• [Your goal]: Locate the string "торговли" throughout the material and copy every line in which it occurs.

• [Records provided]:
****
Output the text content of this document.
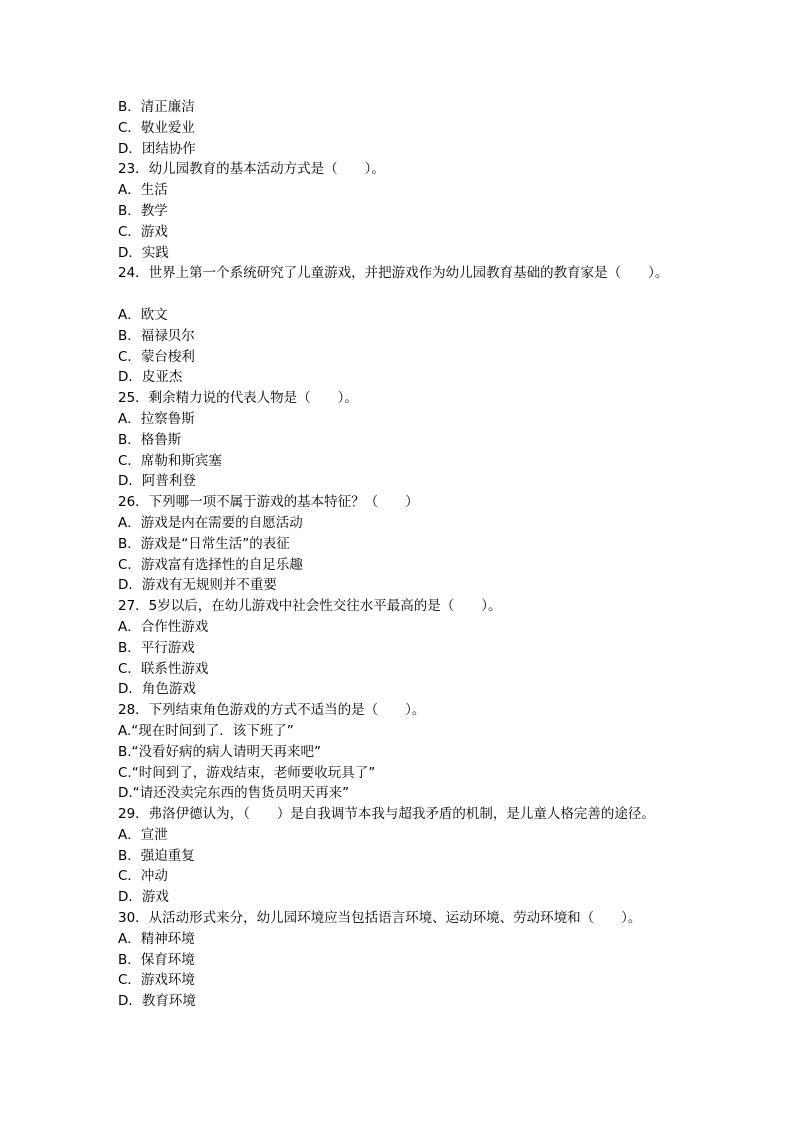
B．清正廉洁
C．敬业爱业
D．团结协作
23．幼儿园教育的基本活动方式是（　　）。
A．生活
B．教学
C．游戏
D．实践
24．世界上第一个系统研究了儿童游戏，并把游戏作为幼儿园教育基础的教育家是（　　）。
A．欧文
B．福禄贝尔
C．蒙台梭利
D．皮亚杰
25．剩余精力说的代表人物是（　　）。
A．拉察鲁斯
B．格鲁斯
C．席勒和斯宾塞
D．阿普利登
26．下列哪一项不属于游戏的基本特征？（　　）
A．游戏是内在需要的自愿活动
B．游戏是“日常生活”的表征
C．游戏富有选择性的自足乐趣
D．游戏有无规则并不重要
27．5岁以后，在幼儿游戏中社会性交往水平最高的是（　　）。
A．合作性游戏
B．平行游戏
C．联系性游戏
D．角色游戏
28．下列结束角色游戏的方式不适当的是（　　）。
A.“现在时间到了．该下班了”
B.“没看好病的病人请明天再来吧”
C.“时间到了，游戏结束，老师要收玩具了”
D.“请还没卖完东西的售货员明天再来”
29．弗洛伊德认为，（　　）是自我调节本我与超我矛盾的机制，是儿童人格完善的途径。
A．宣泄
B．强迫重复
C．冲动
D．游戏
30．从活动形式来分，幼儿园环境应当包括语言环境、运动环境、劳动环境和（　　）。
A．精神环境
B．保育环境
C．游戏环境
D．教育环境
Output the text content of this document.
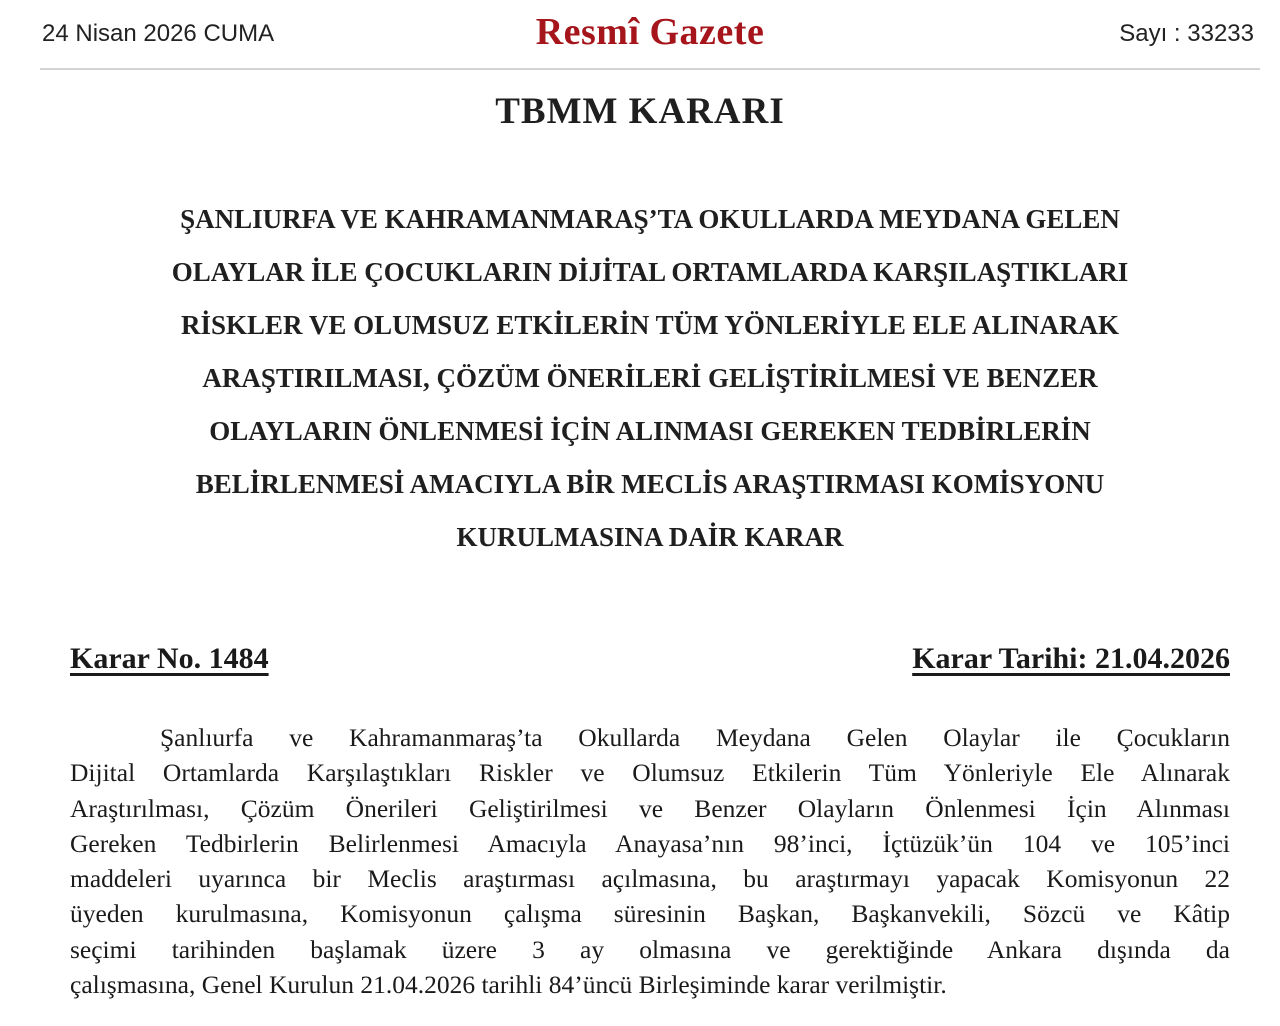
24 Nisan 2026 CUMA	Resmî Gazete	Sayı : 33233
TBMM KARARI
ŞANLIURFA VE KAHRAMANMARAŞ’TA OKULLARDA MEYDANA GELEN
OLAYLAR İLE ÇOCUKLARIN DİJİTAL ORTAMLARDA KARŞILAŞTIKLARI
RİSKLER VE OLUMSUZ ETKİLERİN TÜM YÖNLERİYLE ELE ALINARAK
ARAŞTIRILMASI, ÇÖZÜM ÖNERİLERİ GELİŞTİRİLMESİ VE BENZER
OLAYLARIN ÖNLENMESİ İÇİN ALINMASI GEREKEN TEDBİRLERİN
BELİRLENMESİ AMACIYLA BİR MECLİS ARAŞTIRMASI KOMİSYONU
KURULMASINA DAİR KARAR
Karar No. 1484	Karar Tarihi: 21.04.2026
Şanlıurfa ve Kahramanmaraş’ta Okullarda Meydana Gelen Olaylar ile Çocukların
Dijital Ortamlarda Karşılaştıkları Riskler ve Olumsuz Etkilerin Tüm Yönleriyle Ele Alınarak
Araştırılması, Çözüm Önerileri Geliştirilmesi ve Benzer Olayların Önlenmesi İçin Alınması
Gereken Tedbirlerin Belirlenmesi Amacıyla Anayasa’nın 98’inci, İçtüzük’ün 104 ve 105’inci
maddeleri uyarınca bir Meclis araştırması açılmasına, bu araştırmayı yapacak Komisyonun 22
üyeden kurulmasına, Komisyonun çalışma süresinin Başkan, Başkanvekili, Sözcü ve Kâtip
seçimi tarihinden başlamak üzere 3 ay olmasına ve gerektiğinde Ankara dışında da
çalışmasına, Genel Kurulun 21.04.2026 tarihli 84’üncü Birleşiminde karar verilmiştir.
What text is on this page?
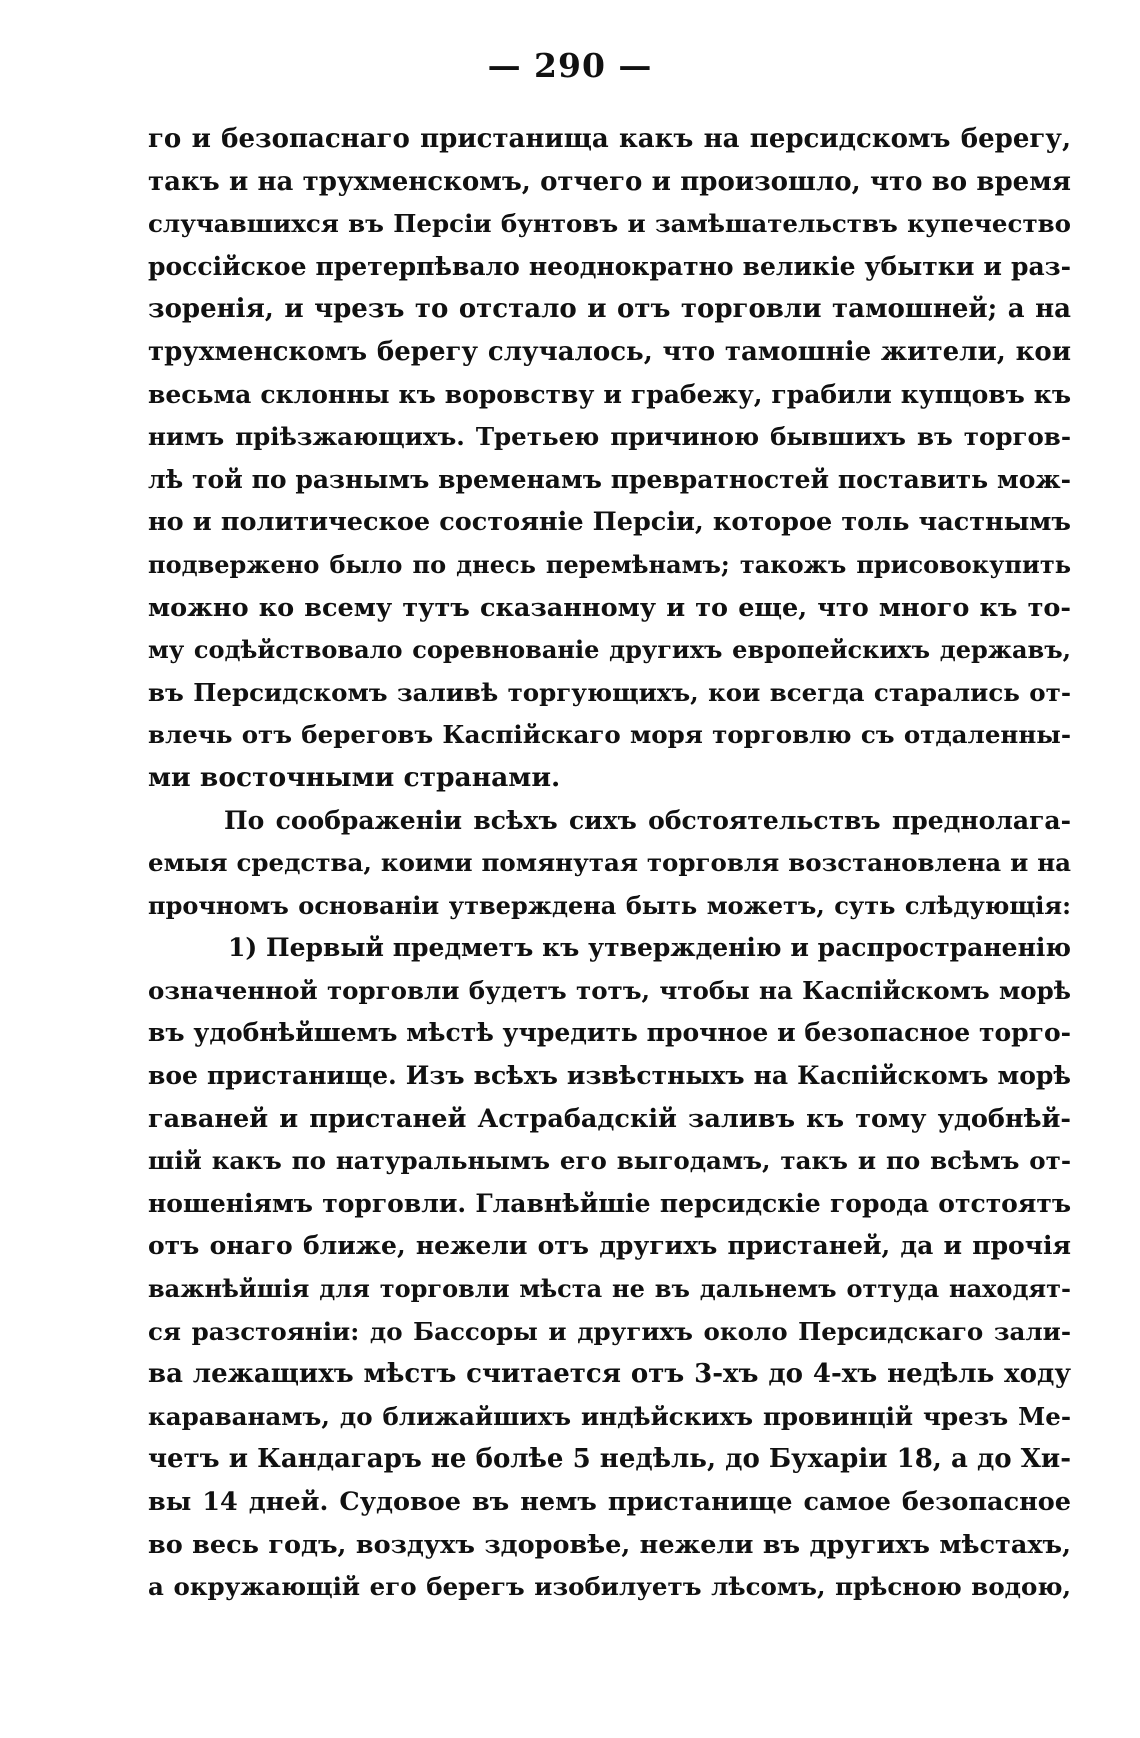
— 290 —
го и безопаснаго пристанища какъ на персидскомъ берегу,
такъ и на трухменскомъ, отчего и произошло, что во время
случавшихся въ Персіи бунтовъ и замѣшательствъ купечество
россійское претерпѣвало неоднократно великіе убытки и раз-
зоренія, и чрезъ то отстало и отъ торговли тамошней; а на
трухменскомъ берегу случалось, что тамошніе жители, кои
весьма склонны къ воровству и грабежу, грабили купцовъ къ
нимъ пріѣзжающихъ. Третьею причиною бывшихъ въ торгов-
лѣ той по разнымъ временамъ превратностей поставить мож-
но и политическое состояніе Персіи, которое толь частнымъ
подвержено было по днесь перемѣнамъ; такожъ присовокупить
можно ко всему тутъ сказанному и то еще, что много къ то-
му содѣйствовало соревнованіе другихъ европейскихъ державъ,
въ Персидскомъ заливѣ торгующихъ, кои всегда старались от-
влечь отъ береговъ Каспійскаго моря торговлю съ отдаленны-
ми восточными странами.
По соображеніи всѣхъ сихъ обстоятельствъ преднолага-
емыя средства, коими помянутая торговля возстановлена и на
прочномъ основаніи утверждена быть можетъ, суть слѣдующія:
1) Первый предметъ къ утвержденію и распространенію
означенной торговли будетъ тотъ, чтобы на Каспійскомъ морѣ
въ удобнѣйшемъ мѣстѣ учредить прочное и безопасное торго-
вое пристанище. Изъ всѣхъ извѣстныхъ на Каспійскомъ морѣ
гаваней и пристаней Астрабадскій заливъ къ тому удобнѣй-
шій какъ по натуральнымъ его выгодамъ, такъ и по всѣмъ от-
ношеніямъ торговли. Главнѣйшіе персидскіе города отстоятъ
отъ онаго ближе, нежели отъ другихъ пристаней, да и прочія
важнѣйшія для торговли мѣста не въ дальнемъ оттуда находят-
ся разстояніи: до Бассоры и другихъ около Персидскаго зали-
ва лежащихъ мѣстъ считается отъ 3-хъ до 4-хъ недѣль ходу
караванамъ, до ближайшихъ индѣйскихъ провинцій чрезъ Ме-
четъ и Кандагаръ не болѣе 5 недѣль, до Бухаріи 18, а до Хи-
вы 14 дней. Судовое въ немъ пристанище самое безопасное
во весь годъ, воздухъ здоровѣе, нежели въ другихъ мѣстахъ,
а окружающій его берегъ изобилуетъ лѣсомъ, прѣсною водою,
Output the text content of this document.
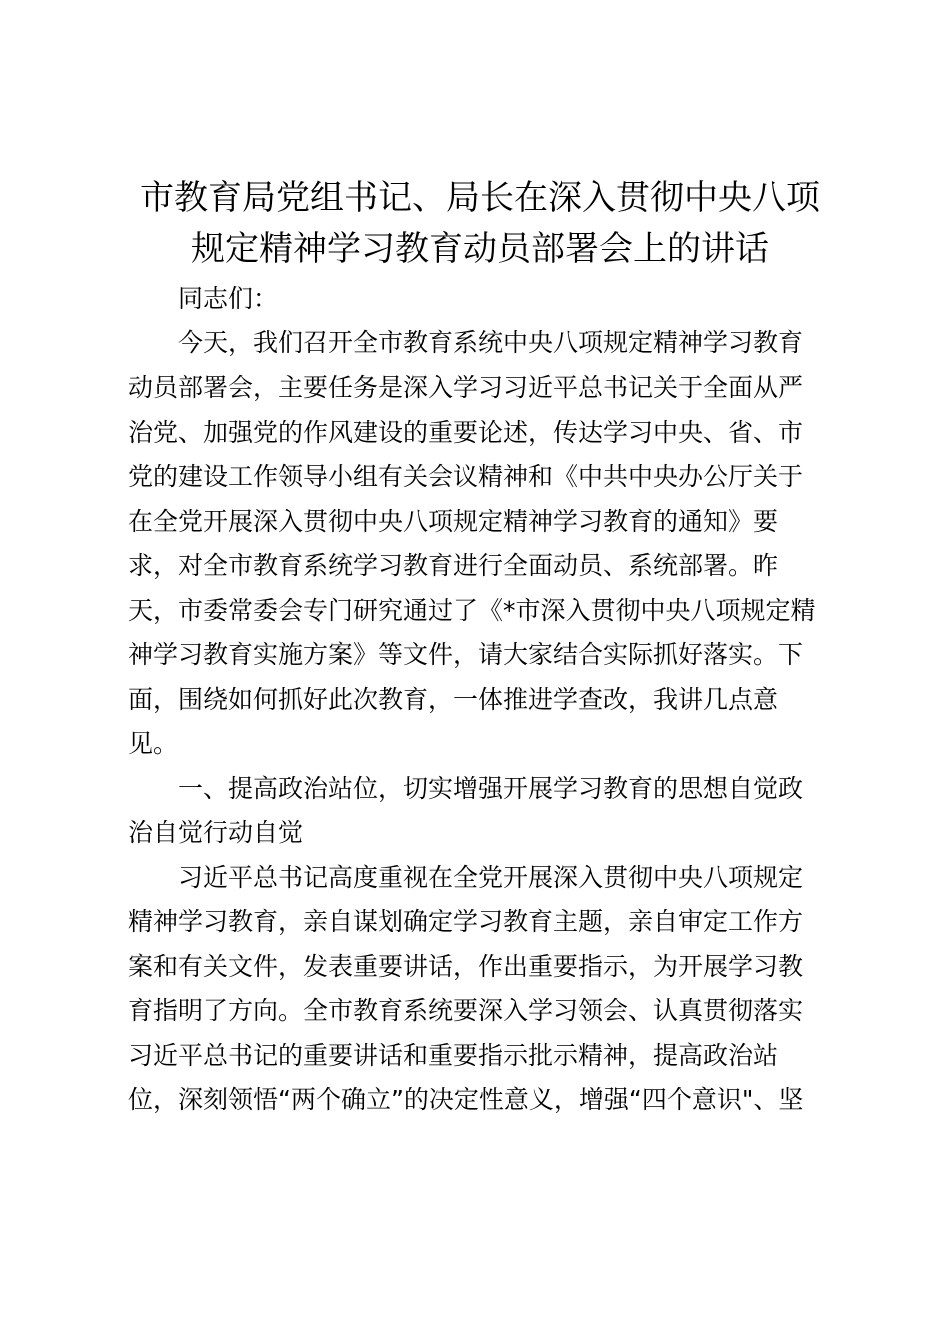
市教育局党组书记、局长在深入贯彻中央八项
规定精神学习教育动员部署会上的讲话
同志们：
今天，我们召开全市教育系统中央八项规定精神学习教育
动员部署会，主要任务是深入学习习近平总书记关于全面从严
治党、加强党的作风建设的重要论述，传达学习中央、省、市
党的建设工作领导小组有关会议精神和《中共中央办公厅关于
在全党开展深入贯彻中央八项规定精神学习教育的通知》要
求，对全市教育系统学习教育进行全面动员、系统部署。昨
天，市委常委会专门研究通过了《*市深入贯彻中央八项规定精
神学习教育实施方案》等文件，请大家结合实际抓好落实。下
面，围绕如何抓好此次教育，一体推进学查改，我讲几点意
见。
一、提高政治站位，切实增强开展学习教育的思想自觉政
治自觉行动自觉
习近平总书记高度重视在全党开展深入贯彻中央八项规定
精神学习教育，亲自谋划确定学习教育主题，亲自审定工作方
案和有关文件，发表重要讲话，作出重要指示，为开展学习教
育指明了方向。全市教育系统要深入学习领会、认真贯彻落实
习近平总书记的重要讲话和重要指示批示精神，提高政治站
位，深刻领悟“两个确立”的决定性意义，增强“四个意识"、坚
****
• [Response to the task]:
зоренія, и чрезъ то отстало и отъ торговли тамошней; а на
означенной торговли будетъ тотъ, чтобы на Каспійскомъ морѣ
ношеніямъ торговли. Главнѣйшіе персидскіе города отстоятъ
важнѣйшія для торговли мѣста не въ дальнемъ оттуда находят-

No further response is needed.